__What you should do__. Look at each line of the records and count those with "from" in them. Please answer with the count alone.

__Stored data__.

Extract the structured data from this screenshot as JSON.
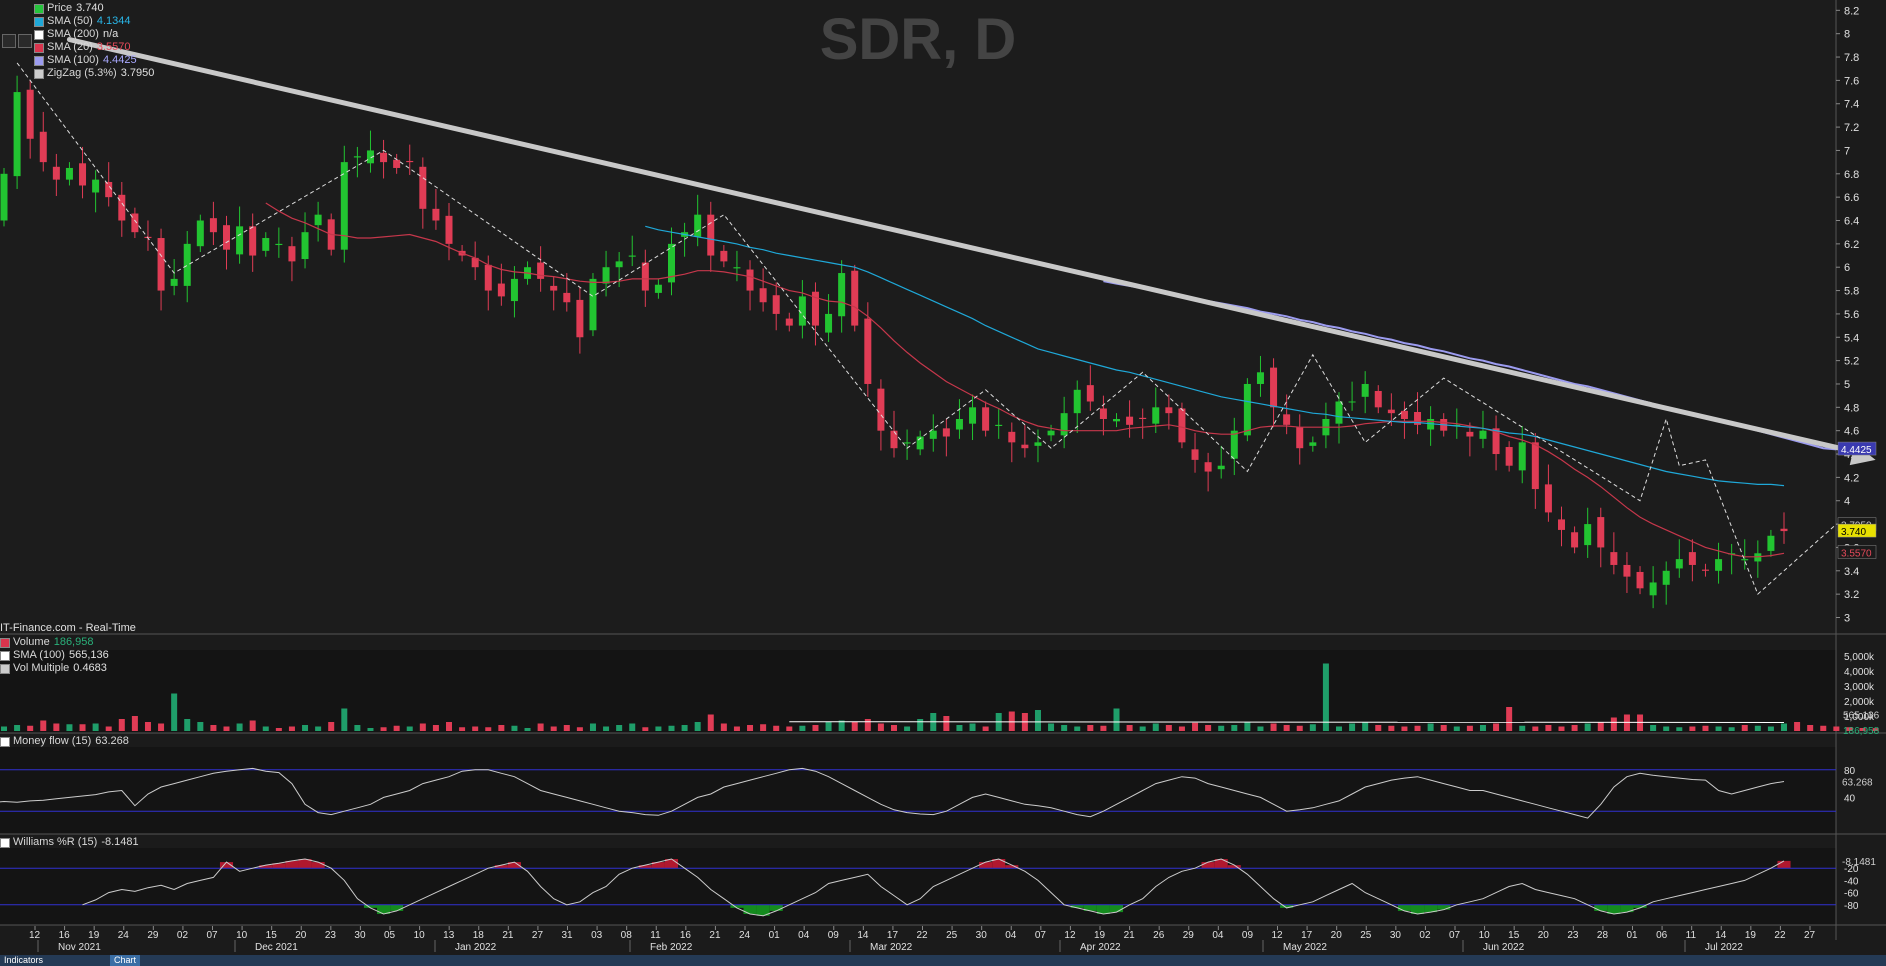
{
  "window": {
    "watermark": "SDR, D",
    "source_label": "IT-Finance.com - Real-Time",
    "price_tags": [
      "4.4425",
      "3.7950",
      "3.740",
      "3.5570"
    ]
  },
  "legend_price": [
    {
      "name": "Price",
      "value": "3.740",
      "color": "#26c43d",
      "value_color": "#e0e0e0"
    },
    {
      "name": "SMA (50)",
      "value": "4.1344",
      "color": "#1fa8d8",
      "value_color": "#29b6e8"
    },
    {
      "name": "SMA (200)",
      "value": "n/a",
      "color": "#ffffff",
      "value_color": "#e0e0e0"
    },
    {
      "name": "SMA (20)",
      "value": "3.5570",
      "color": "#d9344d",
      "value_color": "#e64a5a"
    },
    {
      "name": "SMA (100)",
      "value": "4.4425",
      "color": "#9c9cf0",
      "value_color": "#a9a9ff"
    },
    {
      "name": "ZigZag (5.3%)",
      "value": "3.7950",
      "color": "#cccccc",
      "value_color": "#e0e0e0"
    }
  ],
  "legend_volume": [
    {
      "name": "Volume",
      "value": "186,958",
      "color": "#d9344d",
      "value_color": "#2ab07a"
    },
    {
      "name": "SMA (100)",
      "value": "565,136",
      "color": "#ffffff",
      "value_color": "#e0e0e0"
    },
    {
      "name": "Vol Multiple",
      "value": "0.4683",
      "color": "#cccccc",
      "value_color": "#e0e0e0"
    }
  ],
  "legend_mfi": {
    "name": "Money flow (15)",
    "value": "63.268"
  },
  "legend_wr": {
    "name": "Williams %R (15)",
    "value": "-8.1481"
  },
  "colors": {
    "up": "#22c431",
    "down": "#e03c55",
    "grid": "#1b1b1b",
    "band": "#3030d0"
  },
  "chart_data": {
    "type": "candlestick",
    "price_axis": {
      "ticks": [
        "3",
        "3.2",
        "3.4",
        "3.6",
        "3.8",
        "4",
        "4.2",
        "4.4",
        "4.6",
        "4.8",
        "5",
        "5.2",
        "5.4",
        "5.6",
        "5.8",
        "6",
        "6.2",
        "6.4",
        "6.6",
        "6.8",
        "7",
        "7.2",
        "7.4",
        "7.6",
        "7.8",
        "8",
        "8.2"
      ],
      "range": [
        2.97,
        8.22
      ]
    },
    "volume_axis": {
      "ticks": [
        "5,000k",
        "4,000k",
        "3,000k",
        "2,000k",
        "1,000k"
      ],
      "tags": [
        "565,136",
        "186,958"
      ]
    },
    "mfi_axis": {
      "ticks": [
        "80",
        "40"
      ],
      "range": [
        0,
        100
      ],
      "bands": [
        80,
        20
      ]
    },
    "wr_axis": {
      "ticks": [
        "-20",
        "-40",
        "-60",
        "-80"
      ],
      "range": [
        -100,
        0
      ],
      "bands": [
        -20,
        -80
      ]
    },
    "x_day_ticks": [
      "12",
      "16",
      "19",
      "24",
      "29",
      "02",
      "07",
      "10",
      "15",
      "20",
      "23",
      "30",
      "05",
      "10",
      "13",
      "18",
      "21",
      "27",
      "31",
      "03",
      "08",
      "11",
      "16",
      "21",
      "24",
      "01",
      "04",
      "09",
      "14",
      "17",
      "22",
      "25",
      "30",
      "04",
      "07",
      "12",
      "19",
      "21",
      "26",
      "29",
      "04",
      "09",
      "12",
      "17",
      "20",
      "25",
      "30",
      "02",
      "07",
      "10",
      "15",
      "20",
      "23",
      "28",
      "01",
      "06",
      "11",
      "14",
      "19",
      "22",
      "27"
    ],
    "x_months": [
      "Nov 2021",
      "Dec 2021",
      "Jan 2022",
      "Feb 2022",
      "Mar 2022",
      "Apr 2022",
      "May 2022",
      "Jun 2022",
      "Jul 2022"
    ],
    "closes": [
      6.8,
      7.5,
      7.1,
      6.9,
      6.75,
      6.85,
      6.7,
      6.75,
      6.6,
      6.4,
      6.3,
      6.25,
      5.8,
      5.9,
      6.2,
      6.4,
      6.3,
      6.15,
      6.35,
      6.1,
      6.25,
      6.2,
      6.05,
      6.3,
      6.45,
      6.15,
      6.9,
      6.95,
      7.0,
      6.9,
      6.85,
      6.9,
      6.5,
      6.4,
      6.2,
      6.1,
      6.0,
      5.8,
      5.75,
      5.9,
      6.0,
      5.9,
      5.8,
      5.7,
      5.4,
      5.9,
      6.0,
      6.05,
      6.1,
      5.8,
      5.85,
      6.2,
      6.3,
      6.45,
      6.1,
      6.05,
      6.0,
      5.8,
      5.7,
      5.6,
      5.5,
      5.75,
      5.5,
      5.6,
      5.95,
      5.5,
      5.0,
      4.6,
      4.45,
      4.5,
      4.55,
      4.6,
      4.55,
      4.7,
      4.8,
      4.6,
      4.65,
      4.5,
      4.45,
      4.5,
      4.6,
      4.75,
      4.95,
      4.85,
      4.7,
      4.7,
      4.65,
      4.7,
      4.8,
      4.75,
      4.5,
      4.35,
      4.25,
      4.3,
      4.6,
      5.0,
      5.1,
      4.8,
      4.65,
      4.45,
      4.5,
      4.7,
      4.85,
      4.85,
      5.0,
      4.8,
      4.75,
      4.7,
      4.65,
      4.7,
      4.6,
      4.65,
      4.55,
      4.6,
      4.4,
      4.3,
      4.5,
      4.1,
      3.9,
      3.75,
      3.6,
      3.8,
      3.6,
      3.45,
      3.35,
      3.25,
      3.3,
      3.4,
      3.5,
      3.45,
      3.4,
      3.5,
      3.55,
      3.5,
      3.55,
      3.7,
      3.74
    ],
    "sma20": [
      null,
      null,
      null,
      null,
      null,
      null,
      null,
      null,
      null,
      null,
      null,
      null,
      null,
      null,
      null,
      null,
      null,
      null,
      null,
      null,
      6.55,
      6.48,
      6.42,
      6.38,
      6.33,
      6.28,
      6.27,
      6.25,
      6.25,
      6.26,
      6.27,
      6.28,
      6.25,
      6.22,
      6.17,
      6.12,
      6.08,
      6.02,
      5.98,
      5.96,
      5.95,
      5.93,
      5.92,
      5.9,
      5.88,
      5.87,
      5.87,
      5.88,
      5.9,
      5.9,
      5.9,
      5.92,
      5.94,
      5.97,
      5.97,
      5.96,
      5.94,
      5.92,
      5.88,
      5.84,
      5.8,
      5.78,
      5.74,
      5.71,
      5.7,
      5.66,
      5.58,
      5.48,
      5.37,
      5.27,
      5.18,
      5.1,
      5.02,
      4.96,
      4.9,
      4.84,
      4.79,
      4.73,
      4.68,
      4.64,
      4.62,
      4.6,
      4.6,
      4.6,
      4.6,
      4.6,
      4.62,
      4.63,
      4.64,
      4.65,
      4.63,
      4.6,
      4.58,
      4.57,
      4.57,
      4.6,
      4.63,
      4.64,
      4.64,
      4.63,
      4.63,
      4.63,
      4.63,
      4.64,
      4.66,
      4.67,
      4.68,
      4.68,
      4.68,
      4.68,
      4.67,
      4.66,
      4.64,
      4.62,
      4.59,
      4.55,
      4.52,
      4.48,
      4.42,
      4.35,
      4.27,
      4.2,
      4.12,
      4.03,
      3.94,
      3.86,
      3.8,
      3.75,
      3.7,
      3.65,
      3.6,
      3.57,
      3.54,
      3.52,
      3.52,
      3.53,
      3.55
    ],
    "sma50": [
      null,
      null,
      null,
      null,
      null,
      null,
      null,
      null,
      null,
      null,
      null,
      null,
      null,
      null,
      null,
      null,
      null,
      null,
      null,
      null,
      null,
      null,
      null,
      null,
      null,
      null,
      null,
      null,
      null,
      null,
      null,
      null,
      null,
      null,
      null,
      null,
      null,
      null,
      null,
      null,
      null,
      null,
      null,
      null,
      null,
      null,
      null,
      null,
      null,
      6.35,
      6.32,
      6.3,
      6.28,
      6.26,
      6.24,
      6.22,
      6.2,
      6.17,
      6.15,
      6.12,
      6.1,
      6.08,
      6.06,
      6.04,
      6.02,
      6.0,
      5.96,
      5.91,
      5.86,
      5.81,
      5.76,
      5.71,
      5.66,
      5.61,
      5.56,
      5.5,
      5.45,
      5.4,
      5.35,
      5.3,
      5.27,
      5.24,
      5.21,
      5.18,
      5.15,
      5.12,
      5.1,
      5.07,
      5.04,
      5.01,
      4.98,
      4.95,
      4.92,
      4.89,
      4.87,
      4.85,
      4.83,
      4.81,
      4.79,
      4.77,
      4.75,
      4.74,
      4.72,
      4.71,
      4.7,
      4.69,
      4.68,
      4.67,
      4.67,
      4.66,
      4.65,
      4.64,
      4.63,
      4.62,
      4.6,
      4.58,
      4.57,
      4.55,
      4.52,
      4.49,
      4.46,
      4.43,
      4.4,
      4.37,
      4.34,
      4.31,
      4.28,
      4.25,
      4.23,
      4.21,
      4.19,
      4.17,
      4.16,
      4.15,
      4.14,
      4.14,
      4.13
    ],
    "sma100": [
      5.88,
      5.86,
      5.84,
      5.82,
      5.8,
      5.78,
      5.76,
      5.73,
      5.71,
      5.69,
      5.67,
      5.65,
      5.62,
      5.6,
      5.58,
      5.55,
      5.53,
      5.5,
      5.48,
      5.45,
      5.43,
      5.4,
      5.38,
      5.35,
      5.33,
      5.3,
      5.28,
      5.25,
      5.22,
      5.2,
      5.17,
      5.15,
      5.12,
      5.09,
      5.06,
      5.03,
      5.0,
      4.98,
      4.95,
      4.92,
      4.89,
      4.86,
      4.83,
      4.8,
      4.77,
      4.74,
      4.71,
      4.69,
      4.66,
      4.63,
      4.6,
      4.57,
      4.54,
      4.51,
      4.48,
      4.45,
      4.44
    ],
    "sma100_start_index": 84,
    "zigzag": [
      [
        1,
        7.75
      ],
      [
        13,
        5.95
      ],
      [
        29,
        7.0
      ],
      [
        45,
        5.75
      ],
      [
        55,
        6.45
      ],
      [
        69,
        4.45
      ],
      [
        75,
        4.95
      ],
      [
        80,
        4.45
      ],
      [
        87,
        5.1
      ],
      [
        95,
        4.25
      ],
      [
        100,
        5.25
      ],
      [
        104,
        4.5
      ],
      [
        110,
        5.05
      ],
      [
        125,
        4.0
      ],
      [
        127,
        4.7
      ],
      [
        128,
        4.3
      ],
      [
        130,
        4.35
      ],
      [
        134,
        3.2
      ],
      [
        140,
        3.8
      ]
    ],
    "trendline": {
      "from": [
        5,
        7.95
      ],
      "to": [
        143,
        4.35
      ],
      "arrow": true
    },
    "volume_k": [
      300,
      400,
      350,
      700,
      500,
      450,
      450,
      500,
      300,
      800,
      1000,
      600,
      500,
      2500,
      800,
      600,
      400,
      300,
      500,
      700,
      300,
      200,
      300,
      400,
      300,
      600,
      1500,
      400,
      200,
      250,
      350,
      300,
      500,
      400,
      600,
      250,
      300,
      250,
      400,
      350,
      200,
      500,
      300,
      400,
      250,
      500,
      300,
      400,
      500,
      250,
      300,
      350,
      400,
      600,
      1100,
      500,
      300,
      400,
      450,
      350,
      300,
      350,
      400,
      600,
      700,
      600,
      800,
      500,
      400,
      300,
      800,
      1200,
      1000,
      400,
      500,
      300,
      1200,
      1300,
      1200,
      1400,
      500,
      400,
      300,
      400,
      350,
      1500,
      400,
      300,
      500,
      400,
      300,
      550,
      400,
      350,
      400,
      600,
      300,
      500,
      400,
      350,
      450,
      4500,
      300,
      500,
      600,
      400,
      350,
      300,
      350,
      500,
      400,
      300,
      350,
      400,
      500,
      1600,
      350,
      300,
      400,
      300,
      400,
      500,
      600,
      900,
      1100,
      1100,
      400,
      300,
      250,
      300,
      350,
      300,
      250,
      400,
      350,
      300,
      500,
      600,
      400,
      350,
      300,
      250,
      200,
      190
    ],
    "mfi": [
      30,
      32,
      34,
      33,
      35,
      36,
      38,
      40,
      42,
      44,
      48,
      50,
      28,
      45,
      55,
      60,
      65,
      70,
      75,
      78,
      80,
      82,
      78,
      76,
      60,
      30,
      18,
      15,
      20,
      25,
      30,
      40,
      45,
      50,
      60,
      65,
      70,
      78,
      80,
      80,
      75,
      70,
      60,
      50,
      45,
      40,
      35,
      30,
      25,
      20,
      18,
      15,
      14,
      20,
      30,
      40,
      45,
      55,
      60,
      65,
      70,
      75,
      80,
      82,
      78,
      70,
      60,
      50,
      40,
      30,
      22,
      18,
      16,
      15,
      20,
      30,
      40,
      45,
      40,
      35,
      30,
      28,
      25,
      20,
      15,
      12,
      20,
      30,
      40,
      50,
      60,
      65,
      70,
      68,
      60,
      55,
      50,
      45,
      40,
      30,
      20,
      22,
      25,
      30,
      35,
      45,
      55,
      60,
      65,
      68,
      70,
      65,
      60,
      55,
      50,
      50,
      45,
      40,
      35,
      30,
      25,
      20,
      15,
      10,
      30,
      55,
      70,
      75,
      72,
      70,
      68,
      66,
      65,
      50,
      45,
      50,
      55,
      60,
      63
    ],
    "wr": [
      -80,
      -72,
      -60,
      -55,
      -58,
      -52,
      -48,
      -55,
      -45,
      -40,
      -35,
      -10,
      -25,
      -20,
      -15,
      -12,
      -8,
      -5,
      -10,
      -20,
      -40,
      -70,
      -85,
      -95,
      -90,
      -80,
      -70,
      -60,
      -50,
      -40,
      -30,
      -20,
      -15,
      -10,
      -25,
      -50,
      -70,
      -80,
      -75,
      -60,
      -50,
      -30,
      -20,
      -15,
      -10,
      -5,
      -20,
      -35,
      -55,
      -70,
      -85,
      -95,
      -98,
      -90,
      -80,
      -70,
      -60,
      -45,
      -40,
      -35,
      -30,
      -50,
      -65,
      -80,
      -70,
      -50,
      -40,
      -30,
      -20,
      -10,
      -5,
      -15,
      -25,
      -40,
      -60,
      -80,
      -85,
      -90,
      -95,
      -92,
      -80,
      -70,
      -50,
      -35,
      -25,
      -20,
      -10,
      -5,
      -15,
      -30,
      -50,
      -70,
      -85,
      -80,
      -75,
      -65,
      -55,
      -45,
      -60,
      -70,
      -80,
      -90,
      -95,
      -92,
      -88,
      -80,
      -75,
      -70,
      -60,
      -50,
      -45,
      -55,
      -60,
      -65,
      -70,
      -80,
      -90,
      -95,
      -92,
      -85,
      -75,
      -70,
      -65,
      -60,
      -55,
      -50,
      -45,
      -40,
      -30,
      -20,
      -8
    ]
  },
  "taskbar": {
    "start_label": "Indicators",
    "chart_label": "Chart"
  }
}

__Written answer__. 2